GIVEN REQUEST: Using the data below, gather each line that includes the word "Diagnosis".

•••

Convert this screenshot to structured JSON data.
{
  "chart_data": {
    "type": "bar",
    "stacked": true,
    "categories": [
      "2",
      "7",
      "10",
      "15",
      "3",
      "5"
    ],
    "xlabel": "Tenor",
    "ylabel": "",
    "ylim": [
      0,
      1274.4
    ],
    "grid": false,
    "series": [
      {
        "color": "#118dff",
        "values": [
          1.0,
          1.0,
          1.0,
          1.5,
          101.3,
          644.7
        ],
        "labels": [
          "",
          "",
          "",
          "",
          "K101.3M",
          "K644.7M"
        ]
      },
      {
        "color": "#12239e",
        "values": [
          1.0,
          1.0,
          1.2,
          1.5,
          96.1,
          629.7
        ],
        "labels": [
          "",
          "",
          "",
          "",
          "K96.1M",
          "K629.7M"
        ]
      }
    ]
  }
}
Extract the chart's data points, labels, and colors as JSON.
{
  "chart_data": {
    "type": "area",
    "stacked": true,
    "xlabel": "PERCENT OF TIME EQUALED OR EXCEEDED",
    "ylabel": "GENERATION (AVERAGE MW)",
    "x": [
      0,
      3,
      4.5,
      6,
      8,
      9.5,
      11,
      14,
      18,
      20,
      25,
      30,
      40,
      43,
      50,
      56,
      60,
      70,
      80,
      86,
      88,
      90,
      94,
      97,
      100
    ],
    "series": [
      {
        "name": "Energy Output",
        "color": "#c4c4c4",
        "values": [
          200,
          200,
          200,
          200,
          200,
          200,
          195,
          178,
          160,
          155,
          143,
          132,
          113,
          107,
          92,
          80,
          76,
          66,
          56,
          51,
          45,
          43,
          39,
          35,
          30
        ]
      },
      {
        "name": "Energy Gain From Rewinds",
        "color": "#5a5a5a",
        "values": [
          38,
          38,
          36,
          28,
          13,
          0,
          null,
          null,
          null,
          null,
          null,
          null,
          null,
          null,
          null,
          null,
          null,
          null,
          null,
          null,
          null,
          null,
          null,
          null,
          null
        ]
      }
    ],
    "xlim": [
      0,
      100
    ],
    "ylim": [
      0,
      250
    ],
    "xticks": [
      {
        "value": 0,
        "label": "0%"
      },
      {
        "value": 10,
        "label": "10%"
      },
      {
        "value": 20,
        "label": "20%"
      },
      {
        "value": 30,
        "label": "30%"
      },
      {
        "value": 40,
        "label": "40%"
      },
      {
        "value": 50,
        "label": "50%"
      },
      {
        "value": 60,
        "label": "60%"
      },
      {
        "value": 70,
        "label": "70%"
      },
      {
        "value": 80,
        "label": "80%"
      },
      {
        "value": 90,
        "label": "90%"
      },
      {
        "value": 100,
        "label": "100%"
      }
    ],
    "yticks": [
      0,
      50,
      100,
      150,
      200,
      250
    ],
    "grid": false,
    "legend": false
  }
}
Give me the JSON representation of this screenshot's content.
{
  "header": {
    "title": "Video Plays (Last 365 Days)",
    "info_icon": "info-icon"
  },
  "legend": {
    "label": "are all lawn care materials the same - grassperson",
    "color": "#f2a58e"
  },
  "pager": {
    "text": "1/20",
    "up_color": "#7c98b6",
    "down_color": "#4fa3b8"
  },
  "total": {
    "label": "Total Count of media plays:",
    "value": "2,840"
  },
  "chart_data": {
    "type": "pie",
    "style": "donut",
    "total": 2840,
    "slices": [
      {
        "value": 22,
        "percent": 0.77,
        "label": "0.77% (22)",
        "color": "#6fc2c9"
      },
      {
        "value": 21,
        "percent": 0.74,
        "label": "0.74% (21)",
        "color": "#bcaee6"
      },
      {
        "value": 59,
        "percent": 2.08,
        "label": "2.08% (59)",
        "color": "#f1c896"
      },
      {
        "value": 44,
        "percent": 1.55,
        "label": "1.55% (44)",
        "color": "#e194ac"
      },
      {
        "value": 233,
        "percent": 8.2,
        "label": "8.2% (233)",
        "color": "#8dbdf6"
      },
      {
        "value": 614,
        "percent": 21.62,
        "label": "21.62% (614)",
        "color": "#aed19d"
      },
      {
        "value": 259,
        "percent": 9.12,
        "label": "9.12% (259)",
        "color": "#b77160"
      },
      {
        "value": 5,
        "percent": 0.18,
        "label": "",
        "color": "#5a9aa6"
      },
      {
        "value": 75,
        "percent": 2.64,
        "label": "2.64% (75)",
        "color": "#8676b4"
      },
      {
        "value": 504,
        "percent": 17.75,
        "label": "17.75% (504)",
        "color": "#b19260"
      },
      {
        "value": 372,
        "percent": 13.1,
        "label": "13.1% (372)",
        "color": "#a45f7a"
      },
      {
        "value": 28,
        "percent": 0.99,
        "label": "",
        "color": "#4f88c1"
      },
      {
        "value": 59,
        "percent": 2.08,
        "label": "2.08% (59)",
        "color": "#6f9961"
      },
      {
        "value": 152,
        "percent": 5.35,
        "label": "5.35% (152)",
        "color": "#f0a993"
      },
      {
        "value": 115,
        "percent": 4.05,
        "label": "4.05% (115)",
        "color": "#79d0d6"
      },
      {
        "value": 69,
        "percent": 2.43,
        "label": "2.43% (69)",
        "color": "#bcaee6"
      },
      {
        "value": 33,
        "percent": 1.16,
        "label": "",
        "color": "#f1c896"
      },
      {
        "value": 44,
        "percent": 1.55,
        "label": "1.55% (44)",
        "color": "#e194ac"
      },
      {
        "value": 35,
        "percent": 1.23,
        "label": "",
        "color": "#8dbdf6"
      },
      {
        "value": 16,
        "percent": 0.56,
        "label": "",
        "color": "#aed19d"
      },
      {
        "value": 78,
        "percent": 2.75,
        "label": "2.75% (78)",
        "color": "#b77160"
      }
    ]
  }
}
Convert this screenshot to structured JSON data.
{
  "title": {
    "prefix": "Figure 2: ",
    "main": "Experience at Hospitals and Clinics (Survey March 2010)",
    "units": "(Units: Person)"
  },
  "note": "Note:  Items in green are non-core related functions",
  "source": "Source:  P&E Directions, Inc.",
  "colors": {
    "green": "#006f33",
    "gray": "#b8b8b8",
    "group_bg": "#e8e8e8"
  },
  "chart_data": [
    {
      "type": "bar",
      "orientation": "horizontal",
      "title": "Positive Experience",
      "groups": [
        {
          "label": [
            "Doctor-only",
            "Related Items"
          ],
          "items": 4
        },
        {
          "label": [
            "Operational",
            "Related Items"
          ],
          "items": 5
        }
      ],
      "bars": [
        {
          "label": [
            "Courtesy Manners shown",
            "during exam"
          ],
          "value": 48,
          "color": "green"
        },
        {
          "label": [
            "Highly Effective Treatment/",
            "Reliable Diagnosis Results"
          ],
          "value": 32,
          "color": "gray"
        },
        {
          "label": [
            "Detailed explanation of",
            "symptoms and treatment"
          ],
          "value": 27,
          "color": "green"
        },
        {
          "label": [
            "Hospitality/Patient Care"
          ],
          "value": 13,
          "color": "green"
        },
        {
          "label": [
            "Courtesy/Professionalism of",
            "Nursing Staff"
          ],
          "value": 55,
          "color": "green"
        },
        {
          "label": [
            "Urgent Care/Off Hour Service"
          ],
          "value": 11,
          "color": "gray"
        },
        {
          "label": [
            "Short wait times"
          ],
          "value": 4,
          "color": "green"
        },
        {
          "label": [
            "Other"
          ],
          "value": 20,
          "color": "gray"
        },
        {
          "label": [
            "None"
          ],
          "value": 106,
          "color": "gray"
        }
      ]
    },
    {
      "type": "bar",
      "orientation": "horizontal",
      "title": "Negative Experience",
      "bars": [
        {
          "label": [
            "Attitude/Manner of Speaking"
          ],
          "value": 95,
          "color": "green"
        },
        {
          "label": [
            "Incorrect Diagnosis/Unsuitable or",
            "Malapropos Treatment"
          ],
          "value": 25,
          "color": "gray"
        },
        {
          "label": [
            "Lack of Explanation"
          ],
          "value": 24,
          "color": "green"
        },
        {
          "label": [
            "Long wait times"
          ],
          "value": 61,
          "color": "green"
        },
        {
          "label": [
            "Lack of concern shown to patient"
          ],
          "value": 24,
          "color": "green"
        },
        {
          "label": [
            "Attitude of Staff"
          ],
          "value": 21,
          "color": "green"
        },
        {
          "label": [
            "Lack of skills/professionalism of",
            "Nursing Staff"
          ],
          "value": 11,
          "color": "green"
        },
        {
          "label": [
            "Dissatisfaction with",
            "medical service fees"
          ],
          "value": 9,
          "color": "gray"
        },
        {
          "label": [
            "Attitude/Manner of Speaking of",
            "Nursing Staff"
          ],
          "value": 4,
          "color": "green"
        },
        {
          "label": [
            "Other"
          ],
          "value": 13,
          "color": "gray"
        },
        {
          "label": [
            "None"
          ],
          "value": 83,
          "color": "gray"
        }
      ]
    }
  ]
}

•••

WORKED ANSWER:
            "Reliable Diagnosis Results"
            "Incorrect Diagnosis/Unsuitable or",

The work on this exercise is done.